● **What you need to do**
Extract every record, keeping each one exactly as it is.
⁂
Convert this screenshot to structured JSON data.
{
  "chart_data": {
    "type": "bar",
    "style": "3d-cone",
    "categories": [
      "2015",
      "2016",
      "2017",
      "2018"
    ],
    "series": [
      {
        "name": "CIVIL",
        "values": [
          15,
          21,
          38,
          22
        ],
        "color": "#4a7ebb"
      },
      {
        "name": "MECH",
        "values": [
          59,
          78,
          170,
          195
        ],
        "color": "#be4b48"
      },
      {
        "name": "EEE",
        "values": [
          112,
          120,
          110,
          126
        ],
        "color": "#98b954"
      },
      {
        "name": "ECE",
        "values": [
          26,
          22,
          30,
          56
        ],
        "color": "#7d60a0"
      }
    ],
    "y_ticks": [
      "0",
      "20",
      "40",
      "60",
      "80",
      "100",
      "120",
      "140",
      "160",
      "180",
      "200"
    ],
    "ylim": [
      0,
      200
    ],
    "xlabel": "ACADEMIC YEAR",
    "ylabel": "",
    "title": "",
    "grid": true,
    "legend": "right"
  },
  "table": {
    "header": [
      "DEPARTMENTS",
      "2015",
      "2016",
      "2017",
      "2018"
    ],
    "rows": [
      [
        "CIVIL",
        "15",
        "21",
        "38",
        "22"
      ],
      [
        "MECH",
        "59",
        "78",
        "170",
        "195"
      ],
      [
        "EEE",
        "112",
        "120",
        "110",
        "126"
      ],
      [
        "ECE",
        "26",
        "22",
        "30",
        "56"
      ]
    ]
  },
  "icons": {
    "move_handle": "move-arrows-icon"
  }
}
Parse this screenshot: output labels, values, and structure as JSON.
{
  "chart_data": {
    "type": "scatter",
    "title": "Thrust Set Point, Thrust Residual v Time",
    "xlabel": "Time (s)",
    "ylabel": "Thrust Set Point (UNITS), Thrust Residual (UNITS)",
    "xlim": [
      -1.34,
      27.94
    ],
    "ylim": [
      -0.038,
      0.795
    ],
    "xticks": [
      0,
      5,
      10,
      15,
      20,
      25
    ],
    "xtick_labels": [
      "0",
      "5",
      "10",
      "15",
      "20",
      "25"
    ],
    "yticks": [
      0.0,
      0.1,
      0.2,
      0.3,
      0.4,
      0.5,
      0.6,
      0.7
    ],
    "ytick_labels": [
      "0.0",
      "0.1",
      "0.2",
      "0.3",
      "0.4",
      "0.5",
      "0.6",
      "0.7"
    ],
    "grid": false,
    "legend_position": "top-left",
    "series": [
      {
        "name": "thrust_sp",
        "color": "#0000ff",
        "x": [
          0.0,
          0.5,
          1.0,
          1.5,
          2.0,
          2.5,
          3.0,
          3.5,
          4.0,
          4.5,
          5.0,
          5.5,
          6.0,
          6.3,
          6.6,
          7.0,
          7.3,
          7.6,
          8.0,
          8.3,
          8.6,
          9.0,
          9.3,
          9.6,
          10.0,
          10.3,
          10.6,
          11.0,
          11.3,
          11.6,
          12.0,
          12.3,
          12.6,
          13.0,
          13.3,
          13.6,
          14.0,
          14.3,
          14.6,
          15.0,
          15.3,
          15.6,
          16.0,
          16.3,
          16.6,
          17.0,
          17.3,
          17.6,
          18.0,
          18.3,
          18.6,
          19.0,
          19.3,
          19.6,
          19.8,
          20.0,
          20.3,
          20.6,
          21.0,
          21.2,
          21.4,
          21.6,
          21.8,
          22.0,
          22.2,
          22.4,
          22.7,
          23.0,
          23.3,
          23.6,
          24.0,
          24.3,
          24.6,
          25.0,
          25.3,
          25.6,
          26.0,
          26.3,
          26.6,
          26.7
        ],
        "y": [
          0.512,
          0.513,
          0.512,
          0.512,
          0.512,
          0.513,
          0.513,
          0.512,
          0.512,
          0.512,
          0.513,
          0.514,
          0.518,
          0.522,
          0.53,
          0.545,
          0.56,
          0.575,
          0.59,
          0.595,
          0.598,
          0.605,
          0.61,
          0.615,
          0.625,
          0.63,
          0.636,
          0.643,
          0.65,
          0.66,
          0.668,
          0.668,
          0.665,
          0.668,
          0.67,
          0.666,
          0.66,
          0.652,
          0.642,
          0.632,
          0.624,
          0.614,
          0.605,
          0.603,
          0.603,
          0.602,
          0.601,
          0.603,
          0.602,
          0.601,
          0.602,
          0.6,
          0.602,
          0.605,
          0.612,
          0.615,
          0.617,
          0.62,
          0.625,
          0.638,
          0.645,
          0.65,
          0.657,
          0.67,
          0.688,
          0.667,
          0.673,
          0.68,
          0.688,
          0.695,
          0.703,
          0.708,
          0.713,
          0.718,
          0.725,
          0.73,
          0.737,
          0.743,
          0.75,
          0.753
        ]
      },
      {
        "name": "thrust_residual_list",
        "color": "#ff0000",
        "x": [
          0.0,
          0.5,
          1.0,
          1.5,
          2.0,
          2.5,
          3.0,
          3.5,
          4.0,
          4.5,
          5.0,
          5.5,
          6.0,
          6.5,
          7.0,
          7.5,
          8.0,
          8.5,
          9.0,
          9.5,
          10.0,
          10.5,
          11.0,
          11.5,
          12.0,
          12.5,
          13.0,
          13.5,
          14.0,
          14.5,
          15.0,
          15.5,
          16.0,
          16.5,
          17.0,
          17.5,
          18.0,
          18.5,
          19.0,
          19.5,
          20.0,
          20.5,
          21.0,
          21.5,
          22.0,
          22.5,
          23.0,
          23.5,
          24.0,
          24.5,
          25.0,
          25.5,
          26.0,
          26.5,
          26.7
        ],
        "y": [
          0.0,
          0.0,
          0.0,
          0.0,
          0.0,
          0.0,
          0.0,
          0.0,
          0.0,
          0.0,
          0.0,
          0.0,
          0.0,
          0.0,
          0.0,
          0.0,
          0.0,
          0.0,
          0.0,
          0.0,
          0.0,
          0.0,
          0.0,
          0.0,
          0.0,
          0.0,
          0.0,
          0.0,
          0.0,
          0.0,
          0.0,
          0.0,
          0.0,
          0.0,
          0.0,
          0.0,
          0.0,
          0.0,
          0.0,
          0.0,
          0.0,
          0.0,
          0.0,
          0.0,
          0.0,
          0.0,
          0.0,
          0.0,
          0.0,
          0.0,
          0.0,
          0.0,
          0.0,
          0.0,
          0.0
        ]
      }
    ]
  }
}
⁂
● **Solution for this task**
Convert this screenshot to structured JSON data.
{
  "chart_data": {
    "type": "bar",
    "style": "3d-cone",
    "categories": [
      "2015",
      "2016",
      "2017",
      "2018"
    ],
    "series": [
      {
        "name": "CIVIL",
        "values": [
          15,
          21,
          38,
          22
        ],
        "color": "#4a7ebb"
      },
      {
        "name": "MECH",
        "values": [
          59,
          78,
          170,
          195
        ],
        "color": "#be4b48"
      },
      {
        "name": "EEE",
        "values": [
          112,
          120,
          110,
          126
        ],
        "color": "#98b954"
      },
      {
        "name": "ECE",
        "values": [
          26,
          22,
          30,
          56
        ],
        "color": "#7d60a0"
      }
    ],
    "y_ticks": [
      "0",
      "20",
      "40",
      "60",
      "80",
      "100",
      "120",
      "140",
      "160",
      "180",
      "200"
    ],
    "ylim": [
      0,
      200
    ],
    "xlabel": "ACADEMIC YEAR",
    "ylabel": "",
    "title": "",
    "grid": true,
    "legend": "right"
  },
  "table": {
    "header": [
      "DEPARTMENTS",
      "2015",
      "2016",
      "2017",
      "2018"
    ],
    "rows": [
      [
        "CIVIL",
        "15",
        "21",
        "38",
        "22"
      ],
      [
        "MECH",
        "59",
        "78",
        "170",
        "195"
      ],
      [
        "EEE",
        "112",
        "120",
        "110",
        "126"
      ],
      [
        "ECE",
        "26",
        "22",
        "30",
        "56"
      ]
    ]
  },
  "icons": {
    "move_handle": "move-arrows-icon"
  }
}
Parse this screenshot: output labels, values, and structure as JSON.
{
  "chart_data": {
    "type": "scatter",
    "title": "Thrust Set Point, Thrust Residual v Time",
    "xlabel": "Time (s)",
    "ylabel": "Thrust Set Point (UNITS), Thrust Residual (UNITS)",
    "xlim": [
      -1.34,
      27.94
    ],
    "ylim": [
      -0.038,
      0.795
    ],
    "xticks": [
      0,
      5,
      10,
      15,
      20,
      25
    ],
    "xtick_labels": [
      "0",
      "5",
      "10",
      "15",
      "20",
      "25"
    ],
    "yticks": [
      0.0,
      0.1,
      0.2,
      0.3,
      0.4,
      0.5,
      0.6,
      0.7
    ],
    "ytick_labels": [
      "0.0",
      "0.1",
      "0.2",
      "0.3",
      "0.4",
      "0.5",
      "0.6",
      "0.7"
    ],
    "grid": false,
    "legend_position": "top-left",
    "series": [
      {
        "name": "thrust_sp",
        "color": "#0000ff",
        "x": [
          0.0,
          0.5,
          1.0,
          1.5,
          2.0,
          2.5,
          3.0,
          3.5,
          4.0,
          4.5,
          5.0,
          5.5,
          6.0,
          6.3,
          6.6,
          7.0,
          7.3,
          7.6,
          8.0,
          8.3,
          8.6,
          9.0,
          9.3,
          9.6,
          10.0,
          10.3,
          10.6,
          11.0,
          11.3,
          11.6,
          12.0,
          12.3,
          12.6,
          13.0,
          13.3,
          13.6,
          14.0,
          14.3,
          14.6,
          15.0,
          15.3,
          15.6,
          16.0,
          16.3,
          16.6,
          17.0,
          17.3,
          17.6,
          18.0,
          18.3,
          18.6,
          19.0,
          19.3,
          19.6,
          19.8,
          20.0,
          20.3,
          20.6,
          21.0,
          21.2,
          21.4,
          21.6,
          21.8,
          22.0,
          22.2,
          22.4,
          22.7,
          23.0,
          23.3,
          23.6,
          24.0,
          24.3,
          24.6,
          25.0,
          25.3,
          25.6,
          26.0,
          26.3,
          26.6,
          26.7
        ],
        "y": [
          0.512,
          0.513,
          0.512,
          0.512,
          0.512,
          0.513,
          0.513,
          0.512,
          0.512,
          0.512,
          0.513,
          0.514,
          0.518,
          0.522,
          0.53,
          0.545,
          0.56,
          0.575,
          0.59,
          0.595,
          0.598,
          0.605,
          0.61,
          0.615,
          0.625,
          0.63,
          0.636,
          0.643,
          0.65,
          0.66,
          0.668,
          0.668,
          0.665,
          0.668,
          0.67,
          0.666,
          0.66,
          0.652,
          0.642,
          0.632,
          0.624,
          0.614,
          0.605,
          0.603,
          0.603,
          0.602,
          0.601,
          0.603,
          0.602,
          0.601,
          0.602,
          0.6,
          0.602,
          0.605,
          0.612,
          0.615,
          0.617,
          0.62,
          0.625,
          0.638,
          0.645,
          0.65,
          0.657,
          0.67,
          0.688,
          0.667,
          0.673,
          0.68,
          0.688,
          0.695,
          0.703,
          0.708,
          0.713,
          0.718,
          0.725,
          0.73,
          0.737,
          0.743,
          0.75,
          0.753
        ]
      },
      {
        "name": "thrust_residual_list",
        "color": "#ff0000",
        "x": [
          0.0,
          0.5,
          1.0,
          1.5,
          2.0,
          2.5,
          3.0,
          3.5,
          4.0,
          4.5,
          5.0,
          5.5,
          6.0,
          6.5,
          7.0,
          7.5,
          8.0,
          8.5,
          9.0,
          9.5,
          10.0,
          10.5,
          11.0,
          11.5,
          12.0,
          12.5,
          13.0,
          13.5,
          14.0,
          14.5,
          15.0,
          15.5,
          16.0,
          16.5,
          17.0,
          17.5,
          18.0,
          18.5,
          19.0,
          19.5,
          20.0,
          20.5,
          21.0,
          21.5,
          22.0,
          22.5,
          23.0,
          23.5,
          24.0,
          24.5,
          25.0,
          25.5,
          26.0,
          26.5,
          26.7
        ],
        "y": [
          0.0,
          0.0,
          0.0,
          0.0,
          0.0,
          0.0,
          0.0,
          0.0,
          0.0,
          0.0,
          0.0,
          0.0,
          0.0,
          0.0,
          0.0,
          0.0,
          0.0,
          0.0,
          0.0,
          0.0,
          0.0,
          0.0,
          0.0,
          0.0,
          0.0,
          0.0,
          0.0,
          0.0,
          0.0,
          0.0,
          0.0,
          0.0,
          0.0,
          0.0,
          0.0,
          0.0,
          0.0,
          0.0,
          0.0,
          0.0,
          0.0,
          0.0,
          0.0,
          0.0,
          0.0,
          0.0,
          0.0,
          0.0,
          0.0,
          0.0,
          0.0,
          0.0,
          0.0,
          0.0,
          0.0
        ]
      }
    ]
  }
}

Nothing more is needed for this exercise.